**TASK DIRECTIONS:**
Filter the records below and copy every line containing the word "Cookies".

**********

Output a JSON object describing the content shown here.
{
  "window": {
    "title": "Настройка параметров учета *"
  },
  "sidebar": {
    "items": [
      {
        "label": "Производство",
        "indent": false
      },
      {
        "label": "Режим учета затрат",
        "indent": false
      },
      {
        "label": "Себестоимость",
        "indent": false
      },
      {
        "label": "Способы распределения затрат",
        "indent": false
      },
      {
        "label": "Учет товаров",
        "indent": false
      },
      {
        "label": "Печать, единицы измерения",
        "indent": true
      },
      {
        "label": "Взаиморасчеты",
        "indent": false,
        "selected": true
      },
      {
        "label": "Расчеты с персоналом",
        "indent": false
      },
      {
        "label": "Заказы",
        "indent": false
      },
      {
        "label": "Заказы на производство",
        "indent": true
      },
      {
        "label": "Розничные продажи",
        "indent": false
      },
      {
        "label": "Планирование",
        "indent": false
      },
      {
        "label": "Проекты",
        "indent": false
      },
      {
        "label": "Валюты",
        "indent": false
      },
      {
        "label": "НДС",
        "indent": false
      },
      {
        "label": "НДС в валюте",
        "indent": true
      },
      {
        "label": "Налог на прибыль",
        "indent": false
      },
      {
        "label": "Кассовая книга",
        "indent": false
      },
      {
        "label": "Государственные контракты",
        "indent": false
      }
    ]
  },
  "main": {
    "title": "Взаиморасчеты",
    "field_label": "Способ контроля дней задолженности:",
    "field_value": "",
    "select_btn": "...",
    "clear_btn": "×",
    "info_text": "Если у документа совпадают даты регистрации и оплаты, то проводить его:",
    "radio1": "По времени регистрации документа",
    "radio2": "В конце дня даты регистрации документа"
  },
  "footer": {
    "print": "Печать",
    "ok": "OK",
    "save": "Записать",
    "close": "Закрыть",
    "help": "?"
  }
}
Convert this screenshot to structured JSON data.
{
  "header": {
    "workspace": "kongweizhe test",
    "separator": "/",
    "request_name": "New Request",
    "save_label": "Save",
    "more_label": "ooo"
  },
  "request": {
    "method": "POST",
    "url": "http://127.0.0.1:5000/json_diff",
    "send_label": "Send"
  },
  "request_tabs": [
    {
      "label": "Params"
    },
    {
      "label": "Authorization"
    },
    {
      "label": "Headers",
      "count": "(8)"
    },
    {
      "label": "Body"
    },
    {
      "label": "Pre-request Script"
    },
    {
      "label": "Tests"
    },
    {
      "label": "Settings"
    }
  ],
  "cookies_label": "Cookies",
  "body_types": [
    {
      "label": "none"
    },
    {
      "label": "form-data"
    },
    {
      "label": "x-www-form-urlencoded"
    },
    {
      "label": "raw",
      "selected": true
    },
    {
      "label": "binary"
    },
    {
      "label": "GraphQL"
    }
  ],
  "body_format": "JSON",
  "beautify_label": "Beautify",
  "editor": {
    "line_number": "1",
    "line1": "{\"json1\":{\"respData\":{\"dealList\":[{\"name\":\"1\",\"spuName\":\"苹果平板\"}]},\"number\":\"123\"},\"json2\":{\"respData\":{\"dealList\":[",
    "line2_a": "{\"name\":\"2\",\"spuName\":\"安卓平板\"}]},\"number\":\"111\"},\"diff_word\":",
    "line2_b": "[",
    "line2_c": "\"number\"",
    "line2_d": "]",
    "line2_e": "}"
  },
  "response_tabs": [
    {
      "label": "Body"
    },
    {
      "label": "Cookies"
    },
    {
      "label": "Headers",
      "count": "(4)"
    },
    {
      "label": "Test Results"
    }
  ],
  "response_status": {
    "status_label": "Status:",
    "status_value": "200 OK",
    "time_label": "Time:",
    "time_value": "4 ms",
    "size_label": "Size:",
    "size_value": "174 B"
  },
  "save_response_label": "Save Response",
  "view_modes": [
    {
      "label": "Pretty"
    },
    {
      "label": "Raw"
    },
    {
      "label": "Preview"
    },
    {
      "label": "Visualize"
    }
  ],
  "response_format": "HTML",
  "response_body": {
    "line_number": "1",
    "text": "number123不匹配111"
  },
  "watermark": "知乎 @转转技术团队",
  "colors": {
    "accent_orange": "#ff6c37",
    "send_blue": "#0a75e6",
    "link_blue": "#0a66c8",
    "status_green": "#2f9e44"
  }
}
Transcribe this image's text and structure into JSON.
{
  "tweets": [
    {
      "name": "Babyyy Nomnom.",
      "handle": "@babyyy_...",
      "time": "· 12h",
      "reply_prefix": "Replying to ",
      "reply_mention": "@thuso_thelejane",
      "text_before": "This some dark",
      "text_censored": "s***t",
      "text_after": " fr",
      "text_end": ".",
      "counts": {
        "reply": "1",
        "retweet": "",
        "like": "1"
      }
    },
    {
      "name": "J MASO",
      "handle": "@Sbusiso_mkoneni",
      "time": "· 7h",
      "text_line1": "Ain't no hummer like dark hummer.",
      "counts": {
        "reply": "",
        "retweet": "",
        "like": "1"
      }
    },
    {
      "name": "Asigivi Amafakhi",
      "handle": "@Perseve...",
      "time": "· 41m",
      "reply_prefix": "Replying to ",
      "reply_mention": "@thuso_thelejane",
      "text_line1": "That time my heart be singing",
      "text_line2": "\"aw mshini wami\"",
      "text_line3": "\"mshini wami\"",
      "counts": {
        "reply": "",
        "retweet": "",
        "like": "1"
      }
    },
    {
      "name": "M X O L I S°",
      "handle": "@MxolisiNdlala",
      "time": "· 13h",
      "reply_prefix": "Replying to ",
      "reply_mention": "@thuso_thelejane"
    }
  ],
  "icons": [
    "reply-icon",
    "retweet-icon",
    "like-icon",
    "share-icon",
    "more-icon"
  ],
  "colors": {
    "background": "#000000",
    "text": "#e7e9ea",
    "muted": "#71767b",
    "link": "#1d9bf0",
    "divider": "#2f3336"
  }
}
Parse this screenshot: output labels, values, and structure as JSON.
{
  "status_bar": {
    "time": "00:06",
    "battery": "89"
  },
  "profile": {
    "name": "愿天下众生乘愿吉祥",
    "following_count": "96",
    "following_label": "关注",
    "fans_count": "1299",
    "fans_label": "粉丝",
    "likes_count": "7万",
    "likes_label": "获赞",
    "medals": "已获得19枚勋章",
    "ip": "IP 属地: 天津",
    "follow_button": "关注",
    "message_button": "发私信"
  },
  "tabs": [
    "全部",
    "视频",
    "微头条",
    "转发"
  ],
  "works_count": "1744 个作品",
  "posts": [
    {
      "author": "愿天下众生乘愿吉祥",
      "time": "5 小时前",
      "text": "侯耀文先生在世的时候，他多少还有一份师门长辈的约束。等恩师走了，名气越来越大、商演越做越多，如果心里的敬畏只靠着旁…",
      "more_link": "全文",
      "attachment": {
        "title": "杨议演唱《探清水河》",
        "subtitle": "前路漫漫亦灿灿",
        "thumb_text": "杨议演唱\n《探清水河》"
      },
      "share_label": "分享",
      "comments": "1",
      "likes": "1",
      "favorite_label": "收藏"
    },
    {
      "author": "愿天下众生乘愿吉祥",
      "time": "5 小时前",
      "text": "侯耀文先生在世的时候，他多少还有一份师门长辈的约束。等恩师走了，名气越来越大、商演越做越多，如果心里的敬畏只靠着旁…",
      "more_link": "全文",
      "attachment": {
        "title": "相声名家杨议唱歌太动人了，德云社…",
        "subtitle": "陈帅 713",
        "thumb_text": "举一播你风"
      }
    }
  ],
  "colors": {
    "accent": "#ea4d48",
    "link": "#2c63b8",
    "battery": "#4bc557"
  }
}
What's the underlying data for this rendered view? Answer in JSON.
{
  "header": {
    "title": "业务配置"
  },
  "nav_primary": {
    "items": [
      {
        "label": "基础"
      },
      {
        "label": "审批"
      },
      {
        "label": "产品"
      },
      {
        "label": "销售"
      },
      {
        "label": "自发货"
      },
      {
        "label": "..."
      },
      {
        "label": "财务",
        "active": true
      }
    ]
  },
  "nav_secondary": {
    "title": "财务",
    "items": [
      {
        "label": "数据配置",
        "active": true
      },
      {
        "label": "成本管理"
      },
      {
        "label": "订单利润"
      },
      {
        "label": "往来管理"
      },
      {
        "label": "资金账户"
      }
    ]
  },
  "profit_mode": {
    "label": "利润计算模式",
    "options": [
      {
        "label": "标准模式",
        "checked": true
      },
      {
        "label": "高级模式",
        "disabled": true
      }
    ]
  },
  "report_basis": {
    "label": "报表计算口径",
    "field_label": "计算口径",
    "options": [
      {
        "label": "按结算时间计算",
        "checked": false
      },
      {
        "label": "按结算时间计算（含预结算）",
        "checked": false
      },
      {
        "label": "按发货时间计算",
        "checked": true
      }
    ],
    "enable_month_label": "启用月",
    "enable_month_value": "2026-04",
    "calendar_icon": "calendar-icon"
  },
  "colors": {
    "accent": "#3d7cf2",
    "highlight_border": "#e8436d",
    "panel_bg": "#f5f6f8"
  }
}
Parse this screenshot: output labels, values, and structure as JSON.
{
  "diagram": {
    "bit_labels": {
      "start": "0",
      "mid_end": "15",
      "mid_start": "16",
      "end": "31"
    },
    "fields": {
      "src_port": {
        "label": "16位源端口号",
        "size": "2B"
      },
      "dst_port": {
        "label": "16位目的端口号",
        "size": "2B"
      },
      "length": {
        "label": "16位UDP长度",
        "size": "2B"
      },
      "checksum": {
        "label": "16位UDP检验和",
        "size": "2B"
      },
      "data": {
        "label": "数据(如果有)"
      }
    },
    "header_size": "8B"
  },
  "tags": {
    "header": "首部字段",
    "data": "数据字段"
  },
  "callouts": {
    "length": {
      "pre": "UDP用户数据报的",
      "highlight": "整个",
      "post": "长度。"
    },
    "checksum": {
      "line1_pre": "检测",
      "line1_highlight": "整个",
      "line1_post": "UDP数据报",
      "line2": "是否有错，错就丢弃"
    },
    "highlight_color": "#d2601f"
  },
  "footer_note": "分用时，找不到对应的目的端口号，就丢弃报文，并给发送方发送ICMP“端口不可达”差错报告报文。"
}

**********

**THE COMPLETED TASK:**
  "cookies_label": "Cookies",
      "label": "Cookies"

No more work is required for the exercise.